[Stored data]
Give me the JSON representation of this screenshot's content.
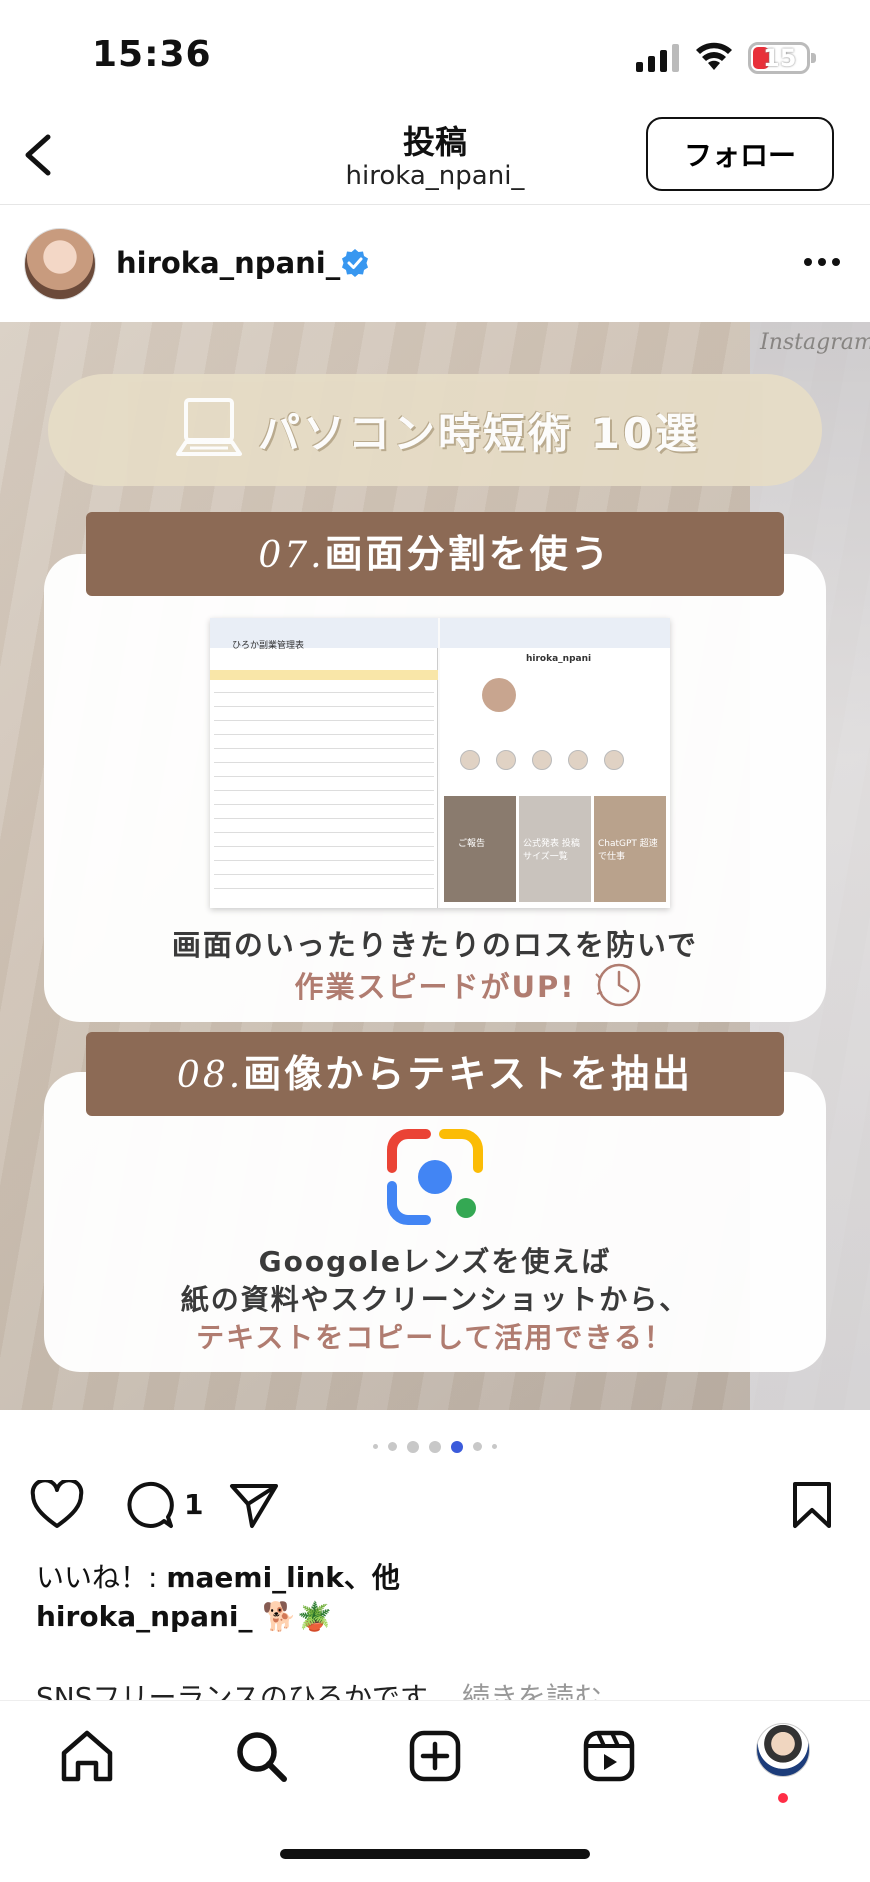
{
  "status_bar": {
    "time": "15:36",
    "battery": "15",
    "battery_color": "#e8303a"
  },
  "header": {
    "title": "投稿",
    "subtitle": "hiroka_npani_",
    "follow_label": "フォロー"
  },
  "post": {
    "username": "hiroka_npani_",
    "verified": true,
    "image": {
      "watermark": "Instagram",
      "title": "パソコン時短術 10選",
      "tip7": {
        "num": "07.",
        "heading": "画面分割を使う",
        "line1": "画面のいったりきたりのロスを防いで",
        "line2": "作業スピードがUP!"
      },
      "tip8": {
        "num": "08.",
        "heading": "画像からテキストを抽出",
        "line1": "Googoleレンズを使えば",
        "line2": "紙の資料やスクリーンショットから、",
        "line3": "テキストをコピーして活用できる！"
      },
      "screenshot_labels": {
        "sheet_title": "ひろか副業管理表",
        "profile_name": "hiroka_npani",
        "tile1": "ご報告",
        "tile2": "公式発表 投稿サイズ一覧",
        "tile3": "ChatGPT 超速で仕事"
      }
    },
    "carousel": {
      "total": 7,
      "active_index": 4,
      "active_color": "#3b5bdb"
    },
    "comment_count": "1",
    "likes": {
      "prefix": "いいね！: ",
      "text": "maemi_link、他"
    },
    "caption_user": "hiroka_npani_",
    "caption_emoji": "🐕🪴",
    "caption_text": "SNSフリーランスのひろかです。",
    "caption_more": "続きを読む"
  },
  "tabbar": {
    "items": [
      "home",
      "search",
      "create",
      "reels",
      "profile"
    ]
  },
  "colors": {
    "accent_brown": "#8c6a55",
    "pink_text": "#b07c70",
    "verified_blue": "#3897f0"
  }
}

◆ Stated problem ◆
Your copy of the data above should match it exactly, except that pictures are left out.

◆ Output ◆
Give me the JSON representation of this screenshot's content.
{
  "status_bar": {
    "time": "15:36",
    "battery": "15",
    "battery_color": "#e8303a"
  },
  "header": {
    "title": "投稿",
    "subtitle": "hiroka_npani_",
    "follow_label": "フォロー"
  },
  "post": {
    "username": "hiroka_npani_",
    "verified": true,
    "image": {
      "watermark": "Instagram",
      "title": "パソコン時短術 10選",
      "tip7": {
        "num": "07.",
        "heading": "画面分割を使う",
        "line1": "画面のいったりきたりのロスを防いで",
        "line2": "作業スピードがUP!"
      },
      "tip8": {
        "num": "08.",
        "heading": "画像からテキストを抽出",
        "line1": "Googoleレンズを使えば",
        "line2": "紙の資料やスクリーンショットから、",
        "line3": "テキストをコピーして活用できる！"
      },
      "screenshot_labels": {
        "sheet_title": "ひろか副業管理表",
        "profile_name": "hiroka_npani",
        "tile1": "ご報告",
        "tile2": "公式発表 投稿サイズ一覧",
        "tile3": "ChatGPT 超速で仕事"
      }
    },
    "carousel": {
      "total": 7,
      "active_index": 4,
      "active_color": "#3b5bdb"
    },
    "comment_count": "1",
    "likes": {
      "prefix": "いいね！: ",
      "text": "maemi_link、他"
    },
    "caption_user": "hiroka_npani_",
    "caption_emoji": "🐕🪴",
    "caption_text": "SNSフリーランスのひろかです。",
    "caption_more": "続きを読む"
  },
  "tabbar": {
    "items": [
      "home",
      "search",
      "create",
      "reels",
      "profile"
    ]
  },
  "colors": {
    "accent_brown": "#8c6a55",
    "pink_text": "#b07c70",
    "verified_blue": "#3897f0"
  }
}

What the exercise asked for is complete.